◆ Stated task: Work through the data and report how many lines include the string "start", giving the number alone.

>> BEGIN

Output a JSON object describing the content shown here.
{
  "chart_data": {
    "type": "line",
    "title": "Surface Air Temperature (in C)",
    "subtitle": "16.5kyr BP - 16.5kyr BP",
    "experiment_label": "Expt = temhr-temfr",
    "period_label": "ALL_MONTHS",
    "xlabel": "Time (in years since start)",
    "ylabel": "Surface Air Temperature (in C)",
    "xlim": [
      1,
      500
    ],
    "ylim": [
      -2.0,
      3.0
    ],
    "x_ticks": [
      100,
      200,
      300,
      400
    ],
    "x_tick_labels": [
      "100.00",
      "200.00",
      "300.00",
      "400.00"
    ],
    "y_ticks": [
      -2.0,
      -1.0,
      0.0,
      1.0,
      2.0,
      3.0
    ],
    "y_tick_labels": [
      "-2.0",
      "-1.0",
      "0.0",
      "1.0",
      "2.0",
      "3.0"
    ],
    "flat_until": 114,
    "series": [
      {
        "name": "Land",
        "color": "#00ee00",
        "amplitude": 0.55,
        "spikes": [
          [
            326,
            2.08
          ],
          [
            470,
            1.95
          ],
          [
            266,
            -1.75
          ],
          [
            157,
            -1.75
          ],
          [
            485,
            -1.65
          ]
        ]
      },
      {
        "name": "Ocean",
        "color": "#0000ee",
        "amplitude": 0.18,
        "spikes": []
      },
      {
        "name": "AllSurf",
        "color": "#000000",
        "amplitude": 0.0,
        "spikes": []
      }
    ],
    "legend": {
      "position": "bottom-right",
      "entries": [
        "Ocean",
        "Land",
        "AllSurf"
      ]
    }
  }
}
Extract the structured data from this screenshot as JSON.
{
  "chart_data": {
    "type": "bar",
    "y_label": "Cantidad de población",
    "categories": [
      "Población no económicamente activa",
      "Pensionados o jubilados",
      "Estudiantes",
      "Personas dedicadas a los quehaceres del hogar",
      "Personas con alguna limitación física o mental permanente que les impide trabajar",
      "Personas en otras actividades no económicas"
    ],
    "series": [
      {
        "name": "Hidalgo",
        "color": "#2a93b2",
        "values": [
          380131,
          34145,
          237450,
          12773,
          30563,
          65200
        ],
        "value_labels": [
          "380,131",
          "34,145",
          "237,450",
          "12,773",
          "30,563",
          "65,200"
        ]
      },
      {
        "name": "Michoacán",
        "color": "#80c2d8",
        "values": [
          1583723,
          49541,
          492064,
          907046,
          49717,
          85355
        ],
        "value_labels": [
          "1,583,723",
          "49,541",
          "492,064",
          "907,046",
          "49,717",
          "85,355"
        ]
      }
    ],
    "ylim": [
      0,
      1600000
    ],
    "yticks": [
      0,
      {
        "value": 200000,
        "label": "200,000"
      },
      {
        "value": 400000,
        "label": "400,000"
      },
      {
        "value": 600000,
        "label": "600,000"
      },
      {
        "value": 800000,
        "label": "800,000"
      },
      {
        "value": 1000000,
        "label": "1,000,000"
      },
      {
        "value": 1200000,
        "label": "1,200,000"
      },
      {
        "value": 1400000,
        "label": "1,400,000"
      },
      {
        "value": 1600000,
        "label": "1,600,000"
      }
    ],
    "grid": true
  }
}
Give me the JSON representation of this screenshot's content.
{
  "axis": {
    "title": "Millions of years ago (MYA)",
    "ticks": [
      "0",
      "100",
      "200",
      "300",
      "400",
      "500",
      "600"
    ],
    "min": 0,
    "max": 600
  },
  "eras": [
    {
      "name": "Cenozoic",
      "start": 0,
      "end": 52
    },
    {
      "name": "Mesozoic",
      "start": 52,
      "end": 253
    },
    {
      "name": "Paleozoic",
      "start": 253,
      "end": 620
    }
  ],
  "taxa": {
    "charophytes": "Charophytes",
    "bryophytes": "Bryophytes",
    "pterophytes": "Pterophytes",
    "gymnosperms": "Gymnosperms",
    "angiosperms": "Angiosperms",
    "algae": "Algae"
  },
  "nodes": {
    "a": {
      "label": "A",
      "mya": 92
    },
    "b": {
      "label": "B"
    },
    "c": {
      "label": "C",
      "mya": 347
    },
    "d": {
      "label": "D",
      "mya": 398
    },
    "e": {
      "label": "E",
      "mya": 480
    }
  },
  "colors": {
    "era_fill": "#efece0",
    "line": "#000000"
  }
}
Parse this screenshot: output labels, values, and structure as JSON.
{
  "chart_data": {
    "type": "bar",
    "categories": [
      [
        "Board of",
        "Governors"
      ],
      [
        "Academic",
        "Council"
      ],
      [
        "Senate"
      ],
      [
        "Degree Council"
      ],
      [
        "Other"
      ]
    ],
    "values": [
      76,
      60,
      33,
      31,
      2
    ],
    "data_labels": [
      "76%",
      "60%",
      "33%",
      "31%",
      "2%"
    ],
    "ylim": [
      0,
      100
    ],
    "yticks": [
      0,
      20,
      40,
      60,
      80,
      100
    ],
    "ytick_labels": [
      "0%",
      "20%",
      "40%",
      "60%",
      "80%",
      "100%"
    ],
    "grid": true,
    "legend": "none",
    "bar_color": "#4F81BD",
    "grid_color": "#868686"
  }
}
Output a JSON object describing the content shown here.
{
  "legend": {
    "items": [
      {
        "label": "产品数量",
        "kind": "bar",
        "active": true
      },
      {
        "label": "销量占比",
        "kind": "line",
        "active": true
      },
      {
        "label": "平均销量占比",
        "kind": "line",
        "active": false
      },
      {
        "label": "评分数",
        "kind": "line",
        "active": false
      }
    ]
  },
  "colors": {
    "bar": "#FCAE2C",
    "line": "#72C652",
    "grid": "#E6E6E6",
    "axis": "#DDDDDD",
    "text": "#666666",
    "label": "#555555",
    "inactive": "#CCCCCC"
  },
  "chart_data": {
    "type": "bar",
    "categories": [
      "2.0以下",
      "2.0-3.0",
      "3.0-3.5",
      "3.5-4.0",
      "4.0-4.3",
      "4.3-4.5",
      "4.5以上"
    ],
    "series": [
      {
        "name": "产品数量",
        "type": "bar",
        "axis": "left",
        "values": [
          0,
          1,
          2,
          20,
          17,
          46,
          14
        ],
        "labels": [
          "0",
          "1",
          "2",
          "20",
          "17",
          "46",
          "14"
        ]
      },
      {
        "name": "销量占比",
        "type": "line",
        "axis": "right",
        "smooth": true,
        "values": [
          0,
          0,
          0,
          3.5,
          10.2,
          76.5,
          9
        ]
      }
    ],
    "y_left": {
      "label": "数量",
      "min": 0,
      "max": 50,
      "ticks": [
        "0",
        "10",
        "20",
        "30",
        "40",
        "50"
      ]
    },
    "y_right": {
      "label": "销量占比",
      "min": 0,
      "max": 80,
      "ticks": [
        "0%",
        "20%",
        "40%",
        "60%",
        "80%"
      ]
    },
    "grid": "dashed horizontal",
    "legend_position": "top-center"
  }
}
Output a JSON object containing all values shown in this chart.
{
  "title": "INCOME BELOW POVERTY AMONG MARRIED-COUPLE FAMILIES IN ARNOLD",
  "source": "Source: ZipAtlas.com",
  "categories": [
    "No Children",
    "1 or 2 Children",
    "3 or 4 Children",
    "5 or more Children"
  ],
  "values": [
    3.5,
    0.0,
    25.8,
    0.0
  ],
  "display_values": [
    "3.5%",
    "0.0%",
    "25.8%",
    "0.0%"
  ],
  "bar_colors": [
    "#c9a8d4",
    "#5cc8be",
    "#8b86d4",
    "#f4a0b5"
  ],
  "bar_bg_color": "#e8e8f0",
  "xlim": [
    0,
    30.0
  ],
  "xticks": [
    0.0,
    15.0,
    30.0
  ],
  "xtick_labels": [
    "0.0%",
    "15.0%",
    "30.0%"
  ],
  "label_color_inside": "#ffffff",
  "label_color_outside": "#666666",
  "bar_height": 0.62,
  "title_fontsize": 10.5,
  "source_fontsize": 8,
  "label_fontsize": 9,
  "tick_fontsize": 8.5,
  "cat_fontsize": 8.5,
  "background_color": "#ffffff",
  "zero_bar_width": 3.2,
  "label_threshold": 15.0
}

>> END

◆ Finished answer: 4